__Requirements__
Copy every line from the records below that holds the word "color".

__Input material__
......
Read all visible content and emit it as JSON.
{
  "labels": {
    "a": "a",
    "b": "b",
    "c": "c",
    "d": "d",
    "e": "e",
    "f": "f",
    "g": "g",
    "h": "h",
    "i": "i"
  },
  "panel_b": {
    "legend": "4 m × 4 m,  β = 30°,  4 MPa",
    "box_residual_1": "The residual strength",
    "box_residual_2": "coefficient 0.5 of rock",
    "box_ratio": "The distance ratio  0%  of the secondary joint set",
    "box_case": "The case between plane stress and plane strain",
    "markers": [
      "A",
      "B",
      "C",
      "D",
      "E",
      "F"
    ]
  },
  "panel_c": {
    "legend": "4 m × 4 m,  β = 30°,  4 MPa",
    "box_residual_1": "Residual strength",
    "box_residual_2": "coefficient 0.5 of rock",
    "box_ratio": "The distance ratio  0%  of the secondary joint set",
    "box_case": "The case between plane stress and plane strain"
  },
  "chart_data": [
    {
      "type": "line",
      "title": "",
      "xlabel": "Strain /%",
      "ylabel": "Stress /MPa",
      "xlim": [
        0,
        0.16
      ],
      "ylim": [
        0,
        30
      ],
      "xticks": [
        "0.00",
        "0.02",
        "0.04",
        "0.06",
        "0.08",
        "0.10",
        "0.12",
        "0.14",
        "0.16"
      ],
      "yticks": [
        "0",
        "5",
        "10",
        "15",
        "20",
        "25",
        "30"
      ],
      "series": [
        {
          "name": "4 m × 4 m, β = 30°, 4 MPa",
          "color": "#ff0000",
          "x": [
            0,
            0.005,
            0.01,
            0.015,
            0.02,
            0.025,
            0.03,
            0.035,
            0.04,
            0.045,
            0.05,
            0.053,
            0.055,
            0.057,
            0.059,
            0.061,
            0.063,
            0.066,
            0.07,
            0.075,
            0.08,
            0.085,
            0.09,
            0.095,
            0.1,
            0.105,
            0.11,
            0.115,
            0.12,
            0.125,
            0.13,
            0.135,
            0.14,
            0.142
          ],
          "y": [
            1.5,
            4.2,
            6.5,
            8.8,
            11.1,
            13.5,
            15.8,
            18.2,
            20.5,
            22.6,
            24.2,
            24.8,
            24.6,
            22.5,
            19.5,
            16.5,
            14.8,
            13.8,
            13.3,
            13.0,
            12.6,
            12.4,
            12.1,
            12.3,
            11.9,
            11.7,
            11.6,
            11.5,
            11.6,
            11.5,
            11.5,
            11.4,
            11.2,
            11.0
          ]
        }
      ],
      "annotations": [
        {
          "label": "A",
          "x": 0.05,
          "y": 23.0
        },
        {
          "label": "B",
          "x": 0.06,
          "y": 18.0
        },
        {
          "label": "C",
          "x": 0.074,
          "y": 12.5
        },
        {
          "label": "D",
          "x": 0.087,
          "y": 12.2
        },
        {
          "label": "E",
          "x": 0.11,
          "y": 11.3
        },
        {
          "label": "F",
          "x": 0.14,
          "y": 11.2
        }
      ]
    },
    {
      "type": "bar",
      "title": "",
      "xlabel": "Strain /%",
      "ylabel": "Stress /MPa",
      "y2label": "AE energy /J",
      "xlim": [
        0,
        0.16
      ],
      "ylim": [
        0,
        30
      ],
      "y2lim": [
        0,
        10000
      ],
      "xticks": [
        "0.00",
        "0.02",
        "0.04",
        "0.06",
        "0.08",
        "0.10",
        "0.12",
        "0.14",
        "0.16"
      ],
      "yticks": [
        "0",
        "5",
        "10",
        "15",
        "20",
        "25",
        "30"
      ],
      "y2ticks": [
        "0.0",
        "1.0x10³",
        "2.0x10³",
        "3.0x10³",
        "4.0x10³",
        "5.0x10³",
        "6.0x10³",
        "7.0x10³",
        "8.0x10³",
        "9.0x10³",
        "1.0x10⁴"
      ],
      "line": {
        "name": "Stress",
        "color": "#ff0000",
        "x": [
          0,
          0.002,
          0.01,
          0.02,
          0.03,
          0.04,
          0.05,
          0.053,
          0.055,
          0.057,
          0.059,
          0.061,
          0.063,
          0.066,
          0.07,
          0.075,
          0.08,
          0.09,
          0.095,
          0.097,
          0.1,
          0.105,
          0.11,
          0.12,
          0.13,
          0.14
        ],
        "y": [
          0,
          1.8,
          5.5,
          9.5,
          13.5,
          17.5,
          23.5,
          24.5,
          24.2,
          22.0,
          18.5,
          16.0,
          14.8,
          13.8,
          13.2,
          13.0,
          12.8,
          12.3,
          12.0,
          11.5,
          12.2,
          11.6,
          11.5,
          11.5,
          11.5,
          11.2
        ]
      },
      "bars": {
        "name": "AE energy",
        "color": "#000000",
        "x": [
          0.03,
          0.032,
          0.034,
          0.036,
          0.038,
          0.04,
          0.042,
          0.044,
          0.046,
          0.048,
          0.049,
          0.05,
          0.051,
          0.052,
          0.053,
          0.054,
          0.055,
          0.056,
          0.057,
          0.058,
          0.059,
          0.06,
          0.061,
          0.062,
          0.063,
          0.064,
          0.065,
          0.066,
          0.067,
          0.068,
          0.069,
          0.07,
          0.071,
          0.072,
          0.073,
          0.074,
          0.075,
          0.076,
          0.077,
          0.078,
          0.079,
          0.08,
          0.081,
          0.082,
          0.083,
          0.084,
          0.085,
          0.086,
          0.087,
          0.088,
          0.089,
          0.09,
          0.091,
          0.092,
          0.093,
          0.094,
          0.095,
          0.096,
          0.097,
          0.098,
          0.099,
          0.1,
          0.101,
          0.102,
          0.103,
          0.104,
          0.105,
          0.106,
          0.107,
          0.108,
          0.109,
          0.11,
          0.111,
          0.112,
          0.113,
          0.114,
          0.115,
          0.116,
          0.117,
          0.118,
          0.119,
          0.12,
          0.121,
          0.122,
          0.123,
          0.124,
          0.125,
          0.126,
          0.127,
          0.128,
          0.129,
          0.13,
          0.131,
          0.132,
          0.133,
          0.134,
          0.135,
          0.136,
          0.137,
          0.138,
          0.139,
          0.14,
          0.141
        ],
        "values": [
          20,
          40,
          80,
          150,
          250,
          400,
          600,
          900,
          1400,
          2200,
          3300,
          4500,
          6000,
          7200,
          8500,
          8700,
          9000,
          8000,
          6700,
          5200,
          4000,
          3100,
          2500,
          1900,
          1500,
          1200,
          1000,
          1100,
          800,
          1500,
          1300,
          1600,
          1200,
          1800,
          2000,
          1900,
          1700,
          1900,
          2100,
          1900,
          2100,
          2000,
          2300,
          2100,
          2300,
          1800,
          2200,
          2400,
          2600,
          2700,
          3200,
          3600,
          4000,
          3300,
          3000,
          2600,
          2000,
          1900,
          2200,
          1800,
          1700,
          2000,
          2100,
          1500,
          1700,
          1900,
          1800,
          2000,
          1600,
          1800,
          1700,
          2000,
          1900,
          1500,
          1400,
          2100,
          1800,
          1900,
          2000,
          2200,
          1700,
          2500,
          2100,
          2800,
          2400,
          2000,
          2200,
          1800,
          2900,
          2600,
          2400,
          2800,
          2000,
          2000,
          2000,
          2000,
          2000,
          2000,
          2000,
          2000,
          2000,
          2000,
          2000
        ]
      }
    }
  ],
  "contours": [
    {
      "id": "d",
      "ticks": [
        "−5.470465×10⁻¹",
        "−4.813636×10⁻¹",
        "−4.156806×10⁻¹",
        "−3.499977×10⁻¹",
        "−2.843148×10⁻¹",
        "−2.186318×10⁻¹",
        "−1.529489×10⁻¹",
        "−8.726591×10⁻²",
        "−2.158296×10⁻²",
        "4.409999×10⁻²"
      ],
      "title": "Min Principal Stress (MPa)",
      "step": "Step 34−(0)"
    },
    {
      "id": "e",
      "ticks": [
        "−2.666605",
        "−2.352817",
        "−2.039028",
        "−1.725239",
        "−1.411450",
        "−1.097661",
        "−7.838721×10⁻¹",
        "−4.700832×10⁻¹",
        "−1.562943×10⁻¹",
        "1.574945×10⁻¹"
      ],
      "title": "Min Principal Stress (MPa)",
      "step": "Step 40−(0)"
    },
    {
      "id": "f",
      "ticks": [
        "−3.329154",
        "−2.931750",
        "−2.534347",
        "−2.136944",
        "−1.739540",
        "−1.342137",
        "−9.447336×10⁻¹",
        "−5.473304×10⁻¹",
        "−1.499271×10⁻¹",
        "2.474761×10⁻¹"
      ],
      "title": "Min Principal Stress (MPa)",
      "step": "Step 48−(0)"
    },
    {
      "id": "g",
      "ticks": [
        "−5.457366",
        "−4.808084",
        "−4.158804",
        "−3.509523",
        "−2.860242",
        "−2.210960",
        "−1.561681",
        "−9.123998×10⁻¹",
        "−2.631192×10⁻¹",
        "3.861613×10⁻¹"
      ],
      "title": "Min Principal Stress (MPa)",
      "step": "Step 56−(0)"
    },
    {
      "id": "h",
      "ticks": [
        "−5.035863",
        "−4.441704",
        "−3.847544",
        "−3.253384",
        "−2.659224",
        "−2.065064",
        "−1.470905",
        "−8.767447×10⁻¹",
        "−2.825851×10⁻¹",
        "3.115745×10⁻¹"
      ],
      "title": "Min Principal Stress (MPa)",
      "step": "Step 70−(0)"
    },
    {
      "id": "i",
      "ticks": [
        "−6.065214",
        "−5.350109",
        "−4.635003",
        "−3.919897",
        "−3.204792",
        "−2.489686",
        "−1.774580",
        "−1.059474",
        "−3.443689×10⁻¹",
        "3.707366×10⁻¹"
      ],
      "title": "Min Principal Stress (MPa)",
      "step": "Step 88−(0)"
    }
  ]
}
......
__Response to this task__
          "color": "#ff0000",
        "color": "#ff0000",
        "color": "#000000",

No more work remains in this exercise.